OBJECTIVE — Emit the entire listing verbatim.

Entries from a dataset —
_ _ _ _

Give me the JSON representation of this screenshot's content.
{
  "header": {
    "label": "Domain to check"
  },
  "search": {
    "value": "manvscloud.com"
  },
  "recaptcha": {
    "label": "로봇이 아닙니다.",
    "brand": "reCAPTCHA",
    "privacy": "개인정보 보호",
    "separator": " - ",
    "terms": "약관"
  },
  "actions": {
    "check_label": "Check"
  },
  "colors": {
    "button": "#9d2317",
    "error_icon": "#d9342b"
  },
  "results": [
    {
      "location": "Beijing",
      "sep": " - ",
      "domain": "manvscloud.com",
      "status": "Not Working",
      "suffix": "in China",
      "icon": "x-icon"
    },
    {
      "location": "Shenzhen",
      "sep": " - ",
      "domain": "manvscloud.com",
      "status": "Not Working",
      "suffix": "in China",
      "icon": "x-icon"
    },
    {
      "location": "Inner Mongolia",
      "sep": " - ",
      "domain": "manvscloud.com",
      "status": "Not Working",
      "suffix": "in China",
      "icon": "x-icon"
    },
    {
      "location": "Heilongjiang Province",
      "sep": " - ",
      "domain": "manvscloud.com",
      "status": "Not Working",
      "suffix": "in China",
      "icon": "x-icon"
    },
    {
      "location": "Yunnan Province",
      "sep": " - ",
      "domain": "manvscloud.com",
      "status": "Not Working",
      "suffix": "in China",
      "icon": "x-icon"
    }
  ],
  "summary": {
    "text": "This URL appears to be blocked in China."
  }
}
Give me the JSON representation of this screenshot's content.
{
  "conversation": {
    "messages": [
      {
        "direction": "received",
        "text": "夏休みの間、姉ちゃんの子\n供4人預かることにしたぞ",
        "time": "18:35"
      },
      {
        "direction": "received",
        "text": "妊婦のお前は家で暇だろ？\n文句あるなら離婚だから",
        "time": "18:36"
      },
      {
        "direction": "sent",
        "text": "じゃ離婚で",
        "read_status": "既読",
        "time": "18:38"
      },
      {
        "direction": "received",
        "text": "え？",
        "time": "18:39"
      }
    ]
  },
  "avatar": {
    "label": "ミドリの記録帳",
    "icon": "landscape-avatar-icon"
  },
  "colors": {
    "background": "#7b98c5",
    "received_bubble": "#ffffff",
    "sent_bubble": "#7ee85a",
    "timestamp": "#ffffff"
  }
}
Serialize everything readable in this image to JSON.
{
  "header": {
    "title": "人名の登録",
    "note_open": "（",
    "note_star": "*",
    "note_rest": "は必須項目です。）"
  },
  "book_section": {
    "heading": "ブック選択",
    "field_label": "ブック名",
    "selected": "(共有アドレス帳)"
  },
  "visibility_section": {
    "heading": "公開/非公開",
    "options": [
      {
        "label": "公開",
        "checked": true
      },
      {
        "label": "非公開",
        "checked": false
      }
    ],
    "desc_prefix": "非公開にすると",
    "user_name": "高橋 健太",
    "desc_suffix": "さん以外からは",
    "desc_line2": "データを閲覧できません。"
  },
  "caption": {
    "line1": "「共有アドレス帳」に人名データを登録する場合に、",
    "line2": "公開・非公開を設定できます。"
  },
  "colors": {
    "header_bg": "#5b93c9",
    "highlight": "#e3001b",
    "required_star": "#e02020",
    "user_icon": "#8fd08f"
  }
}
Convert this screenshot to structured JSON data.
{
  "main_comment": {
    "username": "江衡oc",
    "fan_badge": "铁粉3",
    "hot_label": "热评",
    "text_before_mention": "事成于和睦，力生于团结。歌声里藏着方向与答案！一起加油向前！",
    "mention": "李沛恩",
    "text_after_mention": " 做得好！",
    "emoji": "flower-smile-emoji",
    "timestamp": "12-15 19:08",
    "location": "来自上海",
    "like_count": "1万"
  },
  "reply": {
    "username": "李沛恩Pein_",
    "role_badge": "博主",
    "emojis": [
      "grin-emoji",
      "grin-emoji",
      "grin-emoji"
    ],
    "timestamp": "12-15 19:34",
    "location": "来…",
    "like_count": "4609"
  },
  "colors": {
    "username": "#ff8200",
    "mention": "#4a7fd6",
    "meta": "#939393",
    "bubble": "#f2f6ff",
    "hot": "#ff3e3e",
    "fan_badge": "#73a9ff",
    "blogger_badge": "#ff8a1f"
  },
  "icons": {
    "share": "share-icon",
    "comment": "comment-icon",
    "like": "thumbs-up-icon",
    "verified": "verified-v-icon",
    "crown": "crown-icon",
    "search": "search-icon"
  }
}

_ _ _ _

ANSWER TO THIS TASK —
Give me the JSON representation of this screenshot's content.
{
  "header": {
    "label": "Domain to check"
  },
  "search": {
    "value": "manvscloud.com"
  },
  "recaptcha": {
    "label": "로봇이 아닙니다.",
    "brand": "reCAPTCHA",
    "privacy": "개인정보 보호",
    "separator": " - ",
    "terms": "약관"
  },
  "actions": {
    "check_label": "Check"
  },
  "colors": {
    "button": "#9d2317",
    "error_icon": "#d9342b"
  },
  "results": [
    {
      "location": "Beijing",
      "sep": " - ",
      "domain": "manvscloud.com",
      "status": "Not Working",
      "suffix": "in China",
      "icon": "x-icon"
    },
    {
      "location": "Shenzhen",
      "sep": " - ",
      "domain": "manvscloud.com",
      "status": "Not Working",
      "suffix": "in China",
      "icon": "x-icon"
    },
    {
      "location": "Inner Mongolia",
      "sep": " - ",
      "domain": "manvscloud.com",
      "status": "Not Working",
      "suffix": "in China",
      "icon": "x-icon"
    },
    {
      "location": "Heilongjiang Province",
      "sep": " - ",
      "domain": "manvscloud.com",
      "status": "Not Working",
      "suffix": "in China",
      "icon": "x-icon"
    },
    {
      "location": "Yunnan Province",
      "sep": " - ",
      "domain": "manvscloud.com",
      "status": "Not Working",
      "suffix": "in China",
      "icon": "x-icon"
    }
  ],
  "summary": {
    "text": "This URL appears to be blocked in China."
  }
}
Give me the JSON representation of this screenshot's content.
{
  "conversation": {
    "messages": [
      {
        "direction": "received",
        "text": "夏休みの間、姉ちゃんの子\n供4人預かることにしたぞ",
        "time": "18:35"
      },
      {
        "direction": "received",
        "text": "妊婦のお前は家で暇だろ？\n文句あるなら離婚だから",
        "time": "18:36"
      },
      {
        "direction": "sent",
        "text": "じゃ離婚で",
        "read_status": "既読",
        "time": "18:38"
      },
      {
        "direction": "received",
        "text": "え？",
        "time": "18:39"
      }
    ]
  },
  "avatar": {
    "label": "ミドリの記録帳",
    "icon": "landscape-avatar-icon"
  },
  "colors": {
    "background": "#7b98c5",
    "received_bubble": "#ffffff",
    "sent_bubble": "#7ee85a",
    "timestamp": "#ffffff"
  }
}
Serialize everything readable in this image to JSON.
{
  "header": {
    "title": "人名の登録",
    "note_open": "（",
    "note_star": "*",
    "note_rest": "は必須項目です。）"
  },
  "book_section": {
    "heading": "ブック選択",
    "field_label": "ブック名",
    "selected": "(共有アドレス帳)"
  },
  "visibility_section": {
    "heading": "公開/非公開",
    "options": [
      {
        "label": "公開",
        "checked": true
      },
      {
        "label": "非公開",
        "checked": false
      }
    ],
    "desc_prefix": "非公開にすると",
    "user_name": "高橋 健太",
    "desc_suffix": "さん以外からは",
    "desc_line2": "データを閲覧できません。"
  },
  "caption": {
    "line1": "「共有アドレス帳」に人名データを登録する場合に、",
    "line2": "公開・非公開を設定できます。"
  },
  "colors": {
    "header_bg": "#5b93c9",
    "highlight": "#e3001b",
    "required_star": "#e02020",
    "user_icon": "#8fd08f"
  }
}
Convert this screenshot to structured JSON data.
{
  "main_comment": {
    "username": "江衡oc",
    "fan_badge": "铁粉3",
    "hot_label": "热评",
    "text_before_mention": "事成于和睦，力生于团结。歌声里藏着方向与答案！一起加油向前！",
    "mention": "李沛恩",
    "text_after_mention": " 做得好！",
    "emoji": "flower-smile-emoji",
    "timestamp": "12-15 19:08",
    "location": "来自上海",
    "like_count": "1万"
  },
  "reply": {
    "username": "李沛恩Pein_",
    "role_badge": "博主",
    "emojis": [
      "grin-emoji",
      "grin-emoji",
      "grin-emoji"
    ],
    "timestamp": "12-15 19:34",
    "location": "来…",
    "like_count": "4609"
  },
  "colors": {
    "username": "#ff8200",
    "mention": "#4a7fd6",
    "meta": "#939393",
    "bubble": "#f2f6ff",
    "hot": "#ff3e3e",
    "fan_badge": "#73a9ff",
    "blogger_badge": "#ff8a1f"
  },
  "icons": {
    "share": "share-icon",
    "comment": "comment-icon",
    "like": "thumbs-up-icon",
    "verified": "verified-v-icon",
    "crown": "crown-icon",
    "search": "search-icon"
  }
}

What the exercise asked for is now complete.